Answer these from the Hard Drugs feature below:
1. In which magazine was the feature first published?
2. At what venue does the band's tour end with a homecoming show?
3. From what state was Jeffry speaking during the interview?
[START Passage given]
Feature – Hard Drugs June 10, 2010

The following was originally published in Beatroute Magazine. It is my first time being on the cover of anything, so I’m pretty excited about it. I like how it turned out. Be sure to grab a copy on stands in June if you are in Vancouver.

My Photos | Hard Drugs

If Hard Drugs, the band, were a hard drug (a substance), which would it be? Based on the stellar alt-country rock opera by the same name, it would likely be a cocktail – the addictiveness of heroin with a touch of the lower lip-burn associated with some less than optimal ecstasy. It’s a burn that stays with you for a few days, something the album has no problem doing and that listeners will have no problem dealing with, scabs and all. The band bailed on Vancouver and are returning home by circumstance. They’re traveling back by way of concert tour, finishing up with a homecoming show at the Biltmore Cabaret. As a rock band going by the name of Hard Drugs, surely their road trip is peppered with cheap barbiturates and expensive misdemeanors, leaving a trail of empty liquor bottles and chaos across the American southwest, right?

“We’re actually just stopped right now. My wife likes to stop at every thrift store along the way she can find. We just walked in the door”. Jeffry Lee is of course talking about his better half and the current second half of Hard Drugs, Jenni. Currently a husband and wife duo until being reunited with their full band in Vancouver. Having for a long time called East Van home, the band created a rock opera about lovers on the Downtown East Side before relocating temporarily to Brooklyn. “Jenni was transferred by her company, and I followed not long after that”, says Jeffry from a store in New Mexico. It’s an innocuous enough reason to uproot from a place so clearly ingrained in two people. “I knew we wouldn’t be moving to New York forever, or at least that was my mindset. For me it was like an extended holiday. It was hard for me to get by that”.
[END Passage given]
[START Data lines]
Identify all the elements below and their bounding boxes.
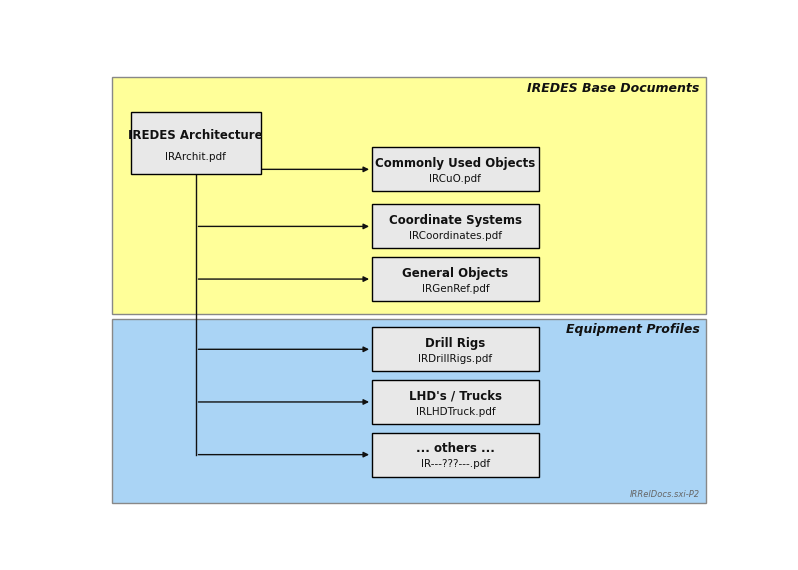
[END Data lines]
Result:
1. Beatroute Magazine
2. The Biltmore Cabaret
3. New Mexico